Given information ▸

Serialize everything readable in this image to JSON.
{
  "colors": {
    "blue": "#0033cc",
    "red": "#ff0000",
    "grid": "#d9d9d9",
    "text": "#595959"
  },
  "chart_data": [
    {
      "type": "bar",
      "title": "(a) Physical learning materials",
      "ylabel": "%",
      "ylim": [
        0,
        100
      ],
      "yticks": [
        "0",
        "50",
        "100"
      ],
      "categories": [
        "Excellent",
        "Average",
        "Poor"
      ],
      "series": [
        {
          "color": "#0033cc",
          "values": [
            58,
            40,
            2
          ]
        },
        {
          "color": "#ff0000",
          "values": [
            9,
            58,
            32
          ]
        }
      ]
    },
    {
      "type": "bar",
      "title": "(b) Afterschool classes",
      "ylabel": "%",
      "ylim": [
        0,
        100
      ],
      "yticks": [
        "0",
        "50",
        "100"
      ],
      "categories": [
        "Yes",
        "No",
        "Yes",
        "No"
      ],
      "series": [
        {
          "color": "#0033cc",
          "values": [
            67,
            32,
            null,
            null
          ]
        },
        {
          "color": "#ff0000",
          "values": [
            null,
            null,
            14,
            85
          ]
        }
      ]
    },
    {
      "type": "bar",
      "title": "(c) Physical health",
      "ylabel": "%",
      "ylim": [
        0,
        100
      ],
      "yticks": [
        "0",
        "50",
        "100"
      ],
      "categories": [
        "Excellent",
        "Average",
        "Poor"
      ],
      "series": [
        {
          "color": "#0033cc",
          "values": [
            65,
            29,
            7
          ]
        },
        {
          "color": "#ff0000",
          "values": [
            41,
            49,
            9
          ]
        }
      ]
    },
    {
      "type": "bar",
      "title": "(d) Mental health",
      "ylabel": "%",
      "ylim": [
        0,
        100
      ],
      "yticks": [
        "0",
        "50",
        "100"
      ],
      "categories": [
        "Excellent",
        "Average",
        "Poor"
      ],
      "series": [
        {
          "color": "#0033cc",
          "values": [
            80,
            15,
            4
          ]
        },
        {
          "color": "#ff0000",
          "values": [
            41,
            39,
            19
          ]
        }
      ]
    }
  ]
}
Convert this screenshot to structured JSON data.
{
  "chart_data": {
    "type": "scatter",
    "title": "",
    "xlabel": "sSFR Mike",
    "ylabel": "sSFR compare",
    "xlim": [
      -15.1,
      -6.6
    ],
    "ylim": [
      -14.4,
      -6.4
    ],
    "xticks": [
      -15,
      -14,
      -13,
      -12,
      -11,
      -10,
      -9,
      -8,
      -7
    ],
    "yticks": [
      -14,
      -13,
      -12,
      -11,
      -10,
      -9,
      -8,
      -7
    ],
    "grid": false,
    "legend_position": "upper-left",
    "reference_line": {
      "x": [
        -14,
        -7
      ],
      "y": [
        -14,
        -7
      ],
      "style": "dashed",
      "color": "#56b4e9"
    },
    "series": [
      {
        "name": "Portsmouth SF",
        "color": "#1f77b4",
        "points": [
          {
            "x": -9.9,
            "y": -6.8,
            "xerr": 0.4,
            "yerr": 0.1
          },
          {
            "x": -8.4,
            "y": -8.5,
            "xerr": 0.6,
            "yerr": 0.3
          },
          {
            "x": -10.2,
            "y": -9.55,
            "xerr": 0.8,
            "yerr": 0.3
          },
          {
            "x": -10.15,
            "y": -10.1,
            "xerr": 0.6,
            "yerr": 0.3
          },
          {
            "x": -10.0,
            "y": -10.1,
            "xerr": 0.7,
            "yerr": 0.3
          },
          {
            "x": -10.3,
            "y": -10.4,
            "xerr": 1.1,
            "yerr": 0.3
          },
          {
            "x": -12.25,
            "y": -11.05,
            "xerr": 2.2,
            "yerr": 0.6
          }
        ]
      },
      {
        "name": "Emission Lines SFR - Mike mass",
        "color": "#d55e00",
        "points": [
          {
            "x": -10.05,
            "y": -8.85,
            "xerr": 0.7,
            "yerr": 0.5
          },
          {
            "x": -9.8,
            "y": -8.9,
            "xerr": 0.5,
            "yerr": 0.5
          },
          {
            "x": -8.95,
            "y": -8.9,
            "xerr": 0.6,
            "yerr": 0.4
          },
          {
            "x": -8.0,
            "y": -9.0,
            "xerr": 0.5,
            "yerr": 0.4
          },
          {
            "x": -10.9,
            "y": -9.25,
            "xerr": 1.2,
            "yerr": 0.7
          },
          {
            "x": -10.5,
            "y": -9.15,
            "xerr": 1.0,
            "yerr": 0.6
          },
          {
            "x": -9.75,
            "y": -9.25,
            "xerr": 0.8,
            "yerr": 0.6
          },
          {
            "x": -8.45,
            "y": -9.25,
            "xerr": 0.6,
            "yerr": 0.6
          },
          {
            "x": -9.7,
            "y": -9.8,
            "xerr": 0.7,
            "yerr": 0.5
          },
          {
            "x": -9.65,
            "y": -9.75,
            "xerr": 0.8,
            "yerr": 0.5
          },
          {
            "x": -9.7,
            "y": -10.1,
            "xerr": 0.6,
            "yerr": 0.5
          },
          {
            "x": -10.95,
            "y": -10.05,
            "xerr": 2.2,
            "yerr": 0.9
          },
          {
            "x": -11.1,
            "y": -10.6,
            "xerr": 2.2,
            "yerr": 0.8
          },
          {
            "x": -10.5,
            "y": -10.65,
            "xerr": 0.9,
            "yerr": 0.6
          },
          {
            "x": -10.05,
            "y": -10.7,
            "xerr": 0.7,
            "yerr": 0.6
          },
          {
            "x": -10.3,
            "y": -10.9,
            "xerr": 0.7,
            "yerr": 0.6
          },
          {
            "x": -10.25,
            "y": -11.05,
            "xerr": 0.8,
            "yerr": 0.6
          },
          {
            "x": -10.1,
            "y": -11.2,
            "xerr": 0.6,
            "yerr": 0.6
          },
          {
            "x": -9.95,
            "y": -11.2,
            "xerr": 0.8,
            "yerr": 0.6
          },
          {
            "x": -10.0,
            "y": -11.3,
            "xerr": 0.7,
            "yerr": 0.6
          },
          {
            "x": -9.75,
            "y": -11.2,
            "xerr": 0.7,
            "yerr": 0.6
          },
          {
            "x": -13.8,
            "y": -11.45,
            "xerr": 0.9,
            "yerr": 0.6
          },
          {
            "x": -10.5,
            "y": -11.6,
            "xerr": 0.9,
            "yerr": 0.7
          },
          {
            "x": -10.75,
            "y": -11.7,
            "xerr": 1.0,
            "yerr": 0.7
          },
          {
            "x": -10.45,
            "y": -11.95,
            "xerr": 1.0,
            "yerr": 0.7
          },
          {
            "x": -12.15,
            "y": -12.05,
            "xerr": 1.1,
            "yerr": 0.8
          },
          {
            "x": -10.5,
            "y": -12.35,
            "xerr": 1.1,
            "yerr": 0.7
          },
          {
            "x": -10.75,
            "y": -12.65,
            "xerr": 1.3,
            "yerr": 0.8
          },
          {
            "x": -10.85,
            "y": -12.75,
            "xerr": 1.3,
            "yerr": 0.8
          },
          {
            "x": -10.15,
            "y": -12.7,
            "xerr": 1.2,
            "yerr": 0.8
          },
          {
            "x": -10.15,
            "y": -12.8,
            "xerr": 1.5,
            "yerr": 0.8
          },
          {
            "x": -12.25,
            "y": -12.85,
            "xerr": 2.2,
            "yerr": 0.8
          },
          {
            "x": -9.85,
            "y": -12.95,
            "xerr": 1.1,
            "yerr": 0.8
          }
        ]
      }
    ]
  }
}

The request ▸ The records above should be repeated in full, exactly as given.

Problem solution ▸
Serialize everything readable in this image to JSON.
{
  "colors": {
    "blue": "#0033cc",
    "red": "#ff0000",
    "grid": "#d9d9d9",
    "text": "#595959"
  },
  "chart_data": [
    {
      "type": "bar",
      "title": "(a) Physical learning materials",
      "ylabel": "%",
      "ylim": [
        0,
        100
      ],
      "yticks": [
        "0",
        "50",
        "100"
      ],
      "categories": [
        "Excellent",
        "Average",
        "Poor"
      ],
      "series": [
        {
          "color": "#0033cc",
          "values": [
            58,
            40,
            2
          ]
        },
        {
          "color": "#ff0000",
          "values": [
            9,
            58,
            32
          ]
        }
      ]
    },
    {
      "type": "bar",
      "title": "(b) Afterschool classes",
      "ylabel": "%",
      "ylim": [
        0,
        100
      ],
      "yticks": [
        "0",
        "50",
        "100"
      ],
      "categories": [
        "Yes",
        "No",
        "Yes",
        "No"
      ],
      "series": [
        {
          "color": "#0033cc",
          "values": [
            67,
            32,
            null,
            null
          ]
        },
        {
          "color": "#ff0000",
          "values": [
            null,
            null,
            14,
            85
          ]
        }
      ]
    },
    {
      "type": "bar",
      "title": "(c) Physical health",
      "ylabel": "%",
      "ylim": [
        0,
        100
      ],
      "yticks": [
        "0",
        "50",
        "100"
      ],
      "categories": [
        "Excellent",
        "Average",
        "Poor"
      ],
      "series": [
        {
          "color": "#0033cc",
          "values": [
            65,
            29,
            7
          ]
        },
        {
          "color": "#ff0000",
          "values": [
            41,
            49,
            9
          ]
        }
      ]
    },
    {
      "type": "bar",
      "title": "(d) Mental health",
      "ylabel": "%",
      "ylim": [
        0,
        100
      ],
      "yticks": [
        "0",
        "50",
        "100"
      ],
      "categories": [
        "Excellent",
        "Average",
        "Poor"
      ],
      "series": [
        {
          "color": "#0033cc",
          "values": [
            80,
            15,
            4
          ]
        },
        {
          "color": "#ff0000",
          "values": [
            41,
            39,
            19
          ]
        }
      ]
    }
  ]
}
Convert this screenshot to structured JSON data.
{
  "chart_data": {
    "type": "scatter",
    "title": "",
    "xlabel": "sSFR Mike",
    "ylabel": "sSFR compare",
    "xlim": [
      -15.1,
      -6.6
    ],
    "ylim": [
      -14.4,
      -6.4
    ],
    "xticks": [
      -15,
      -14,
      -13,
      -12,
      -11,
      -10,
      -9,
      -8,
      -7
    ],
    "yticks": [
      -14,
      -13,
      -12,
      -11,
      -10,
      -9,
      -8,
      -7
    ],
    "grid": false,
    "legend_position": "upper-left",
    "reference_line": {
      "x": [
        -14,
        -7
      ],
      "y": [
        -14,
        -7
      ],
      "style": "dashed",
      "color": "#56b4e9"
    },
    "series": [
      {
        "name": "Portsmouth SF",
        "color": "#1f77b4",
        "points": [
          {
            "x": -9.9,
            "y": -6.8,
            "xerr": 0.4,
            "yerr": 0.1
          },
          {
            "x": -8.4,
            "y": -8.5,
            "xerr": 0.6,
            "yerr": 0.3
          },
          {
            "x": -10.2,
            "y": -9.55,
            "xerr": 0.8,
            "yerr": 0.3
          },
          {
            "x": -10.15,
            "y": -10.1,
            "xerr": 0.6,
            "yerr": 0.3
          },
          {
            "x": -10.0,
            "y": -10.1,
            "xerr": 0.7,
            "yerr": 0.3
          },
          {
            "x": -10.3,
            "y": -10.4,
            "xerr": 1.1,
            "yerr": 0.3
          },
          {
            "x": -12.25,
            "y": -11.05,
            "xerr": 2.2,
            "yerr": 0.6
          }
        ]
      },
      {
        "name": "Emission Lines SFR - Mike mass",
        "color": "#d55e00",
        "points": [
          {
            "x": -10.05,
            "y": -8.85,
            "xerr": 0.7,
            "yerr": 0.5
          },
          {
            "x": -9.8,
            "y": -8.9,
            "xerr": 0.5,
            "yerr": 0.5
          },
          {
            "x": -8.95,
            "y": -8.9,
            "xerr": 0.6,
            "yerr": 0.4
          },
          {
            "x": -8.0,
            "y": -9.0,
            "xerr": 0.5,
            "yerr": 0.4
          },
          {
            "x": -10.9,
            "y": -9.25,
            "xerr": 1.2,
            "yerr": 0.7
          },
          {
            "x": -10.5,
            "y": -9.15,
            "xerr": 1.0,
            "yerr": 0.6
          },
          {
            "x": -9.75,
            "y": -9.25,
            "xerr": 0.8,
            "yerr": 0.6
          },
          {
            "x": -8.45,
            "y": -9.25,
            "xerr": 0.6,
            "yerr": 0.6
          },
          {
            "x": -9.7,
            "y": -9.8,
            "xerr": 0.7,
            "yerr": 0.5
          },
          {
            "x": -9.65,
            "y": -9.75,
            "xerr": 0.8,
            "yerr": 0.5
          },
          {
            "x": -9.7,
            "y": -10.1,
            "xerr": 0.6,
            "yerr": 0.5
          },
          {
            "x": -10.95,
            "y": -10.05,
            "xerr": 2.2,
            "yerr": 0.9
          },
          {
            "x": -11.1,
            "y": -10.6,
            "xerr": 2.2,
            "yerr": 0.8
          },
          {
            "x": -10.5,
            "y": -10.65,
            "xerr": 0.9,
            "yerr": 0.6
          },
          {
            "x": -10.05,
            "y": -10.7,
            "xerr": 0.7,
            "yerr": 0.6
          },
          {
            "x": -10.3,
            "y": -10.9,
            "xerr": 0.7,
            "yerr": 0.6
          },
          {
            "x": -10.25,
            "y": -11.05,
            "xerr": 0.8,
            "yerr": 0.6
          },
          {
            "x": -10.1,
            "y": -11.2,
            "xerr": 0.6,
            "yerr": 0.6
          },
          {
            "x": -9.95,
            "y": -11.2,
            "xerr": 0.8,
            "yerr": 0.6
          },
          {
            "x": -10.0,
            "y": -11.3,
            "xerr": 0.7,
            "yerr": 0.6
          },
          {
            "x": -9.75,
            "y": -11.2,
            "xerr": 0.7,
            "yerr": 0.6
          },
          {
            "x": -13.8,
            "y": -11.45,
            "xerr": 0.9,
            "yerr": 0.6
          },
          {
            "x": -10.5,
            "y": -11.6,
            "xerr": 0.9,
            "yerr": 0.7
          },
          {
            "x": -10.75,
            "y": -11.7,
            "xerr": 1.0,
            "yerr": 0.7
          },
          {
            "x": -10.45,
            "y": -11.95,
            "xerr": 1.0,
            "yerr": 0.7
          },
          {
            "x": -12.15,
            "y": -12.05,
            "xerr": 1.1,
            "yerr": 0.8
          },
          {
            "x": -10.5,
            "y": -12.35,
            "xerr": 1.1,
            "yerr": 0.7
          },
          {
            "x": -10.75,
            "y": -12.65,
            "xerr": 1.3,
            "yerr": 0.8
          },
          {
            "x": -10.85,
            "y": -12.75,
            "xerr": 1.3,
            "yerr": 0.8
          },
          {
            "x": -10.15,
            "y": -12.7,
            "xerr": 1.2,
            "yerr": 0.8
          },
          {
            "x": -10.15,
            "y": -12.8,
            "xerr": 1.5,
            "yerr": 0.8
          },
          {
            "x": -12.25,
            "y": -12.85,
            "xerr": 2.2,
            "yerr": 0.8
          },
          {
            "x": -9.85,
            "y": -12.95,
            "xerr": 1.1,
            "yerr": 0.8
          }
        ]
      }
    ]
  }
}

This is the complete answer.